• [Texto de origen]
Cargoshell se ha convertido en el primer fabricante de contenedores de paneles de composite en conseguir la certificación CSC de Germanischer Lloyd en Hamburgo, Alemania. Por lo que se constata que la empresa holandesa cumple totalmente con los requisitos de calidad más estrictos del sector de la industria de los contenedores de transporte. Para ell el fabricante ha efectuado en Valluhn, Alemania, una serie de pruebas lcon el fin de superar el proceso de certificación.

En junio de 2009, la compañía presentó un concepto de contenedor completamente nuevo: un contenedor plegable hecho de composite y aluminio. Al estar fabricado en material composite reforzado, su principal ventaja frente a un contenedor convencional es que es un 25% más ligero que el acero de los contenedores de iguales medidas.

El Cargoshell actual es la versión fija del concepto original. El Cargoshell certificado tiene paredes más gruesas, que permiten un mayor aislamiento y aumenta la resistencia del recipiente. Además el composite es un excelente aislante, es más ligero que el acero y evita la condensación interna. También es un material muy higiénico, ya que no atrae hongos o insectos. Entre sus ventajas destaca su durabilidad, su bajo mantenimiento, que es fácil de limpiar y que no se corroe.

A diferencia de las señales radiográficas de los contenedores de acero actuales, las paredes de composite permiten pasar a través de ellos a las ondas de radio. Por lo tanto, las señales de GPS pueden ser enviadas y recibidas, lo que permite, por ejemplo, el seguimiento de los envíos.

Tras haber obtenido la certificación, la compañía se centrará a partir de ahora en obtener la mejor certificación como contenedor de transporte de mercancía a temperatura controlada.

• [Datos de predicción de cajas delimitadoras]
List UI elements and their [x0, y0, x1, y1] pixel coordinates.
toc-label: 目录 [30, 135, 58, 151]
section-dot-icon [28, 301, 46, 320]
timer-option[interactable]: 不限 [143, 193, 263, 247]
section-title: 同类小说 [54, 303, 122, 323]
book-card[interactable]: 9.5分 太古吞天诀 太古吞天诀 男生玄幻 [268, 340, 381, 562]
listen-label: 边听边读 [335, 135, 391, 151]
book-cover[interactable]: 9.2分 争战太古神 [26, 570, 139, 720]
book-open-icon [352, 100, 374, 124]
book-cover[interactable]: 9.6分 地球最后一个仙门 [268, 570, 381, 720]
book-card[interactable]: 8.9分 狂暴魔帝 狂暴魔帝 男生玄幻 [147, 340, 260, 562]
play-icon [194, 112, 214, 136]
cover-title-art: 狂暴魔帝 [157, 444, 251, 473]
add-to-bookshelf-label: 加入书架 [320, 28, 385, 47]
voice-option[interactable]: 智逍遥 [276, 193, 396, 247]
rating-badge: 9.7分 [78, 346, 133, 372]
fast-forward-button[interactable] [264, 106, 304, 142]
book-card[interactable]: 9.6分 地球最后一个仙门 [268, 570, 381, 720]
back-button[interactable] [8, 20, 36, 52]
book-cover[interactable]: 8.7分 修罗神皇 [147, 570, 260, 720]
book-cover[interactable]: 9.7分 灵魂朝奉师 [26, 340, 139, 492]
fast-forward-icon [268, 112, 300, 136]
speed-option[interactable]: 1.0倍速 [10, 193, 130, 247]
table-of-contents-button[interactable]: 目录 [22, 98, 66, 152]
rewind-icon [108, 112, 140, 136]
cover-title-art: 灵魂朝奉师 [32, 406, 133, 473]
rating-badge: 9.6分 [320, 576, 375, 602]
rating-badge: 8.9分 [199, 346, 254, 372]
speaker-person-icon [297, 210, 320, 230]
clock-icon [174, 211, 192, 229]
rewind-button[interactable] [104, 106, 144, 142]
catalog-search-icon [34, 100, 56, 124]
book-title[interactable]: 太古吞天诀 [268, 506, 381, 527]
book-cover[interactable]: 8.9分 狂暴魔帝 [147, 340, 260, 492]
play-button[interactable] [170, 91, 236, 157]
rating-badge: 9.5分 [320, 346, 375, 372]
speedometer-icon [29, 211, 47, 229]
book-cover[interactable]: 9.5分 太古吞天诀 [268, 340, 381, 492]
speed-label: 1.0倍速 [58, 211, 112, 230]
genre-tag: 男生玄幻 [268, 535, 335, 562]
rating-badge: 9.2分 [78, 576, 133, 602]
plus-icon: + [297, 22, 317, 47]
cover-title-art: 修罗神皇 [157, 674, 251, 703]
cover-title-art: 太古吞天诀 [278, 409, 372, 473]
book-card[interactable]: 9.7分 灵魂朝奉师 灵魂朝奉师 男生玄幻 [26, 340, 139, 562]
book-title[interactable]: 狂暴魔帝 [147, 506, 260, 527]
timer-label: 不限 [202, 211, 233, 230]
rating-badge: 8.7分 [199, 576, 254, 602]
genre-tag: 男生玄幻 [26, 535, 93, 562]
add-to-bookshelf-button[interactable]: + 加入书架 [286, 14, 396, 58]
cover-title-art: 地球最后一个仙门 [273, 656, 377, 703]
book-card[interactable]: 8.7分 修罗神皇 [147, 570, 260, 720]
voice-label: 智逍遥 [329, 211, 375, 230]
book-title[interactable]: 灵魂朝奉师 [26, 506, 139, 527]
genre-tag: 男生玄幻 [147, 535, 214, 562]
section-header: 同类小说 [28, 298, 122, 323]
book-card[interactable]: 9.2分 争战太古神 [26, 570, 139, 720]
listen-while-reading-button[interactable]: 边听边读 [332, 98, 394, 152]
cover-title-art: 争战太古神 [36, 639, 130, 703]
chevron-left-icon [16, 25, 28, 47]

• [Tareas pendientes]
**A.** ¿Qué entidad concedió a Cargoshell la certificación CSC, según el texto sobre Cargoshell?
**B.** Explica, a partir del texto sobre Cargoshell, por qué el contenedor permite enviar y recibir señales de GPS.
Responde basándote únicamente en el texto.

• [Soluciones]
**A.** Germanischer Lloyd, en Hamburgo (Alemania).

**B.** Las paredes de composite dejan pasar las ondas de radio, de modo que las señales de GPS pueden enviarse y recibirse. Esto permite, por ejemplo, el seguimiento de los envíos.